**Stored data:**
-- Begin --
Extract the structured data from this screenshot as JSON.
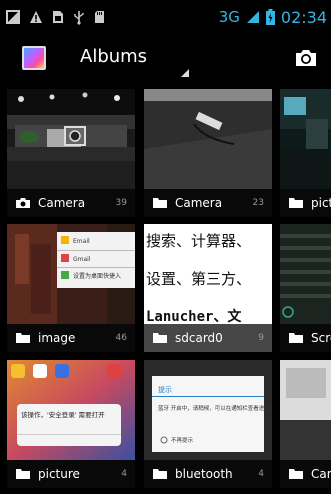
{
  "status_bar": {
    "network": "3G",
    "time": "02:34"
  },
  "action_bar": {
    "title": "Albums"
  },
  "albums": [
    {
      "name": "Camera",
      "count": "39",
      "icon": "camera-icon"
    },
    {
      "name": "Camera",
      "count": "23",
      "icon": "folder-icon"
    },
    {
      "name": "pictu",
      "count": "",
      "icon": "folder-icon"
    },
    {
      "name": "image",
      "count": "46",
      "icon": "folder-icon"
    },
    {
      "name": "sdcard0",
      "count": "9",
      "icon": "folder-icon"
    },
    {
      "name": "Scre",
      "count": "",
      "icon": "folder-icon"
    },
    {
      "name": "picture",
      "count": "4",
      "icon": "folder-icon"
    },
    {
      "name": "bluetooth",
      "count": "4",
      "icon": "folder-icon"
    },
    {
      "name": "Cam",
      "count": "",
      "icon": "folder-icon"
    }
  ],
  "thumb_text": {
    "sdcard0_line1": "搜索、计算器、",
    "sdcard0_line2": "设置、第三方、",
    "sdcard0_line3": "Lanucher、文",
    "image_menu1": "Email",
    "image_menu2": "Gmail",
    "image_menu3": "设置为桌面快捷入",
    "bluetooth_dialog_title": "提示",
    "bluetooth_dialog_body": "蓝牙 开启中，请稍候，可以在通知栏查看进度。",
    "bluetooth_dialog_check": "不再提示",
    "picture_dialog": "该操作，'安全登录' 需要打开"
  },
  "colors": {
    "accent": "#33b5e5",
    "caption_bg": "#000000"
  }
}
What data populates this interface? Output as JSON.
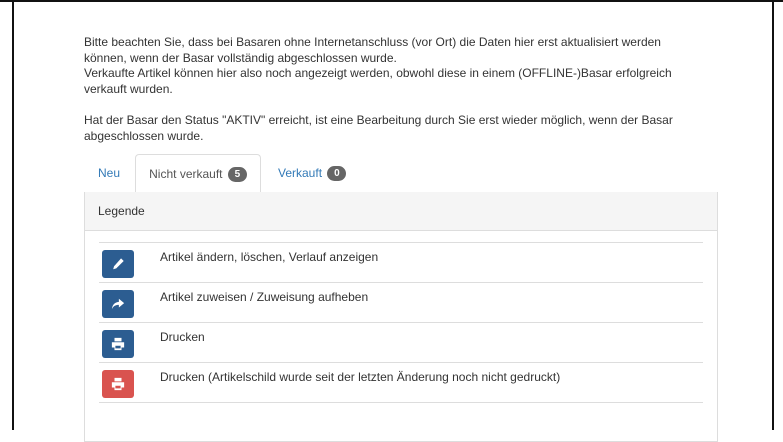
{
  "notice": {
    "line1": "Bitte beachten Sie, dass bei Basaren ohne Internetanschluss (vor Ort) die Daten hier erst aktualisiert werden",
    "line2": "können, wenn der Basar vollständig abgeschlossen wurde.",
    "line3": "Verkaufte Artikel können hier also noch angezeigt werden, obwohl diese in einem (OFFLINE-)Basar erfolgreich",
    "line4": "verkauft wurden.",
    "line5": "Hat der Basar den Status \"AKTIV\" erreicht, ist eine Bearbeitung durch Sie erst wieder möglich, wenn der Basar",
    "line6": "abgeschlossen wurde."
  },
  "tabs": {
    "new": {
      "label": "Neu"
    },
    "unsold": {
      "label": "Nicht verkauft",
      "count": "5"
    },
    "sold": {
      "label": "Verkauft",
      "count": "0"
    }
  },
  "legend": {
    "title": "Legende",
    "items": [
      {
        "icon": "pencil-icon",
        "label": "Artikel ändern, löschen, Verlauf anzeigen",
        "color": "#2c5d91"
      },
      {
        "icon": "share-icon",
        "label": "Artikel zuweisen / Zuweisung aufheben",
        "color": "#2c5d91"
      },
      {
        "icon": "print-icon",
        "label": "Drucken",
        "color": "#2c5d91"
      },
      {
        "icon": "print-icon",
        "label": "Drucken (Artikelschild wurde seit der letzten Änderung noch nicht gedruckt)",
        "color": "#d9534f"
      }
    ]
  }
}
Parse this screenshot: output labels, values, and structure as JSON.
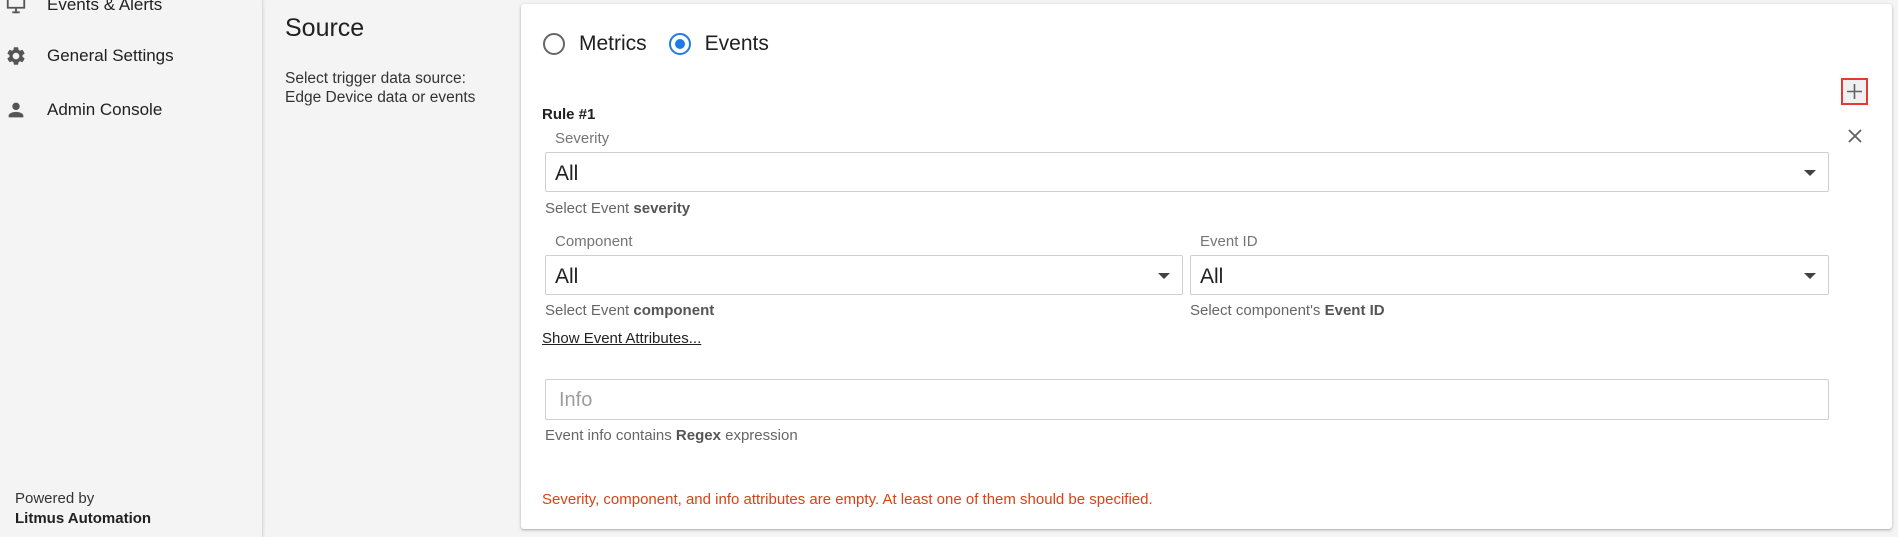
{
  "sidebar": {
    "items": [
      {
        "label": "Events & Alerts",
        "icon": "monitor-icon"
      },
      {
        "label": "General Settings",
        "icon": "gear-icon"
      },
      {
        "label": "Admin Console",
        "icon": "person-icon"
      }
    ],
    "powered_by": "Powered by",
    "brand": "Litmus Automation"
  },
  "section": {
    "title": "Source",
    "description": "Select trigger data source: Edge Device data or events"
  },
  "source_radio": {
    "options": [
      "Metrics",
      "Events"
    ],
    "selected": "Events"
  },
  "rule": {
    "title": "Rule #1",
    "severity": {
      "label": "Severity",
      "value": "All",
      "helper_prefix": "Select Event ",
      "helper_bold": "severity"
    },
    "component": {
      "label": "Component",
      "value": "All",
      "helper_prefix": "Select Event ",
      "helper_bold": "component"
    },
    "event_id": {
      "label": "Event ID",
      "value": "All",
      "helper_prefix": "Select component's ",
      "helper_bold": "Event ID"
    },
    "show_attributes": "Show Event Attributes...",
    "info": {
      "placeholder": "Info",
      "helper_prefix": "Event info contains ",
      "helper_bold": "Regex",
      "helper_suffix": " expression"
    },
    "error": "Severity, component, and info attributes are empty. At least one of them should be specified."
  },
  "colors": {
    "accent": "#1e7be6",
    "error": "#d84315",
    "highlight": "#e53935"
  }
}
-- End --
**Task instructions:** Reproduce every line from the entries that holds the word "können".

**Output:**
    "line2": "können, wenn der Basar vollständig abgeschlossen wurde.",
    "line3": "Verkaufte Artikel können hier also noch angezeigt werden, obwohl diese in einem (OFFLINE-)Basar erfolgreich",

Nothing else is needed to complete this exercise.